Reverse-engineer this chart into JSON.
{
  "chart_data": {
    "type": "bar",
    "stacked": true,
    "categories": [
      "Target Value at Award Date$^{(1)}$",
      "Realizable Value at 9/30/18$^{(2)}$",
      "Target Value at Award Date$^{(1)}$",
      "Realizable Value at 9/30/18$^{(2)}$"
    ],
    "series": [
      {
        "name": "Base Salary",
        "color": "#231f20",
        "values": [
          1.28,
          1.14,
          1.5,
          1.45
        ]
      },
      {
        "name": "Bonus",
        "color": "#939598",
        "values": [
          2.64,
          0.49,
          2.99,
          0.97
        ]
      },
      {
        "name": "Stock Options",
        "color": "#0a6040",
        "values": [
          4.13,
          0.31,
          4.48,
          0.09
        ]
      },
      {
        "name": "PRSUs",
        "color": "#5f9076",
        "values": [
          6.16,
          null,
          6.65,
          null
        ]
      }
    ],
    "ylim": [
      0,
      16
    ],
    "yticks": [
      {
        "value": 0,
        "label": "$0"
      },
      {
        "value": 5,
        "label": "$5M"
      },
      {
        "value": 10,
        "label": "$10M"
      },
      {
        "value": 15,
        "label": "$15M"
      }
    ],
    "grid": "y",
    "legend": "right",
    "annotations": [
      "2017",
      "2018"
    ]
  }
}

### GOAL
From the entries above, copy every line that holds the word "color".

### SOLVED PROBLEM
        "color": "#231f20",
        "color": "#939598",
        "color": "#0a6040",
        "color": "#5f9076",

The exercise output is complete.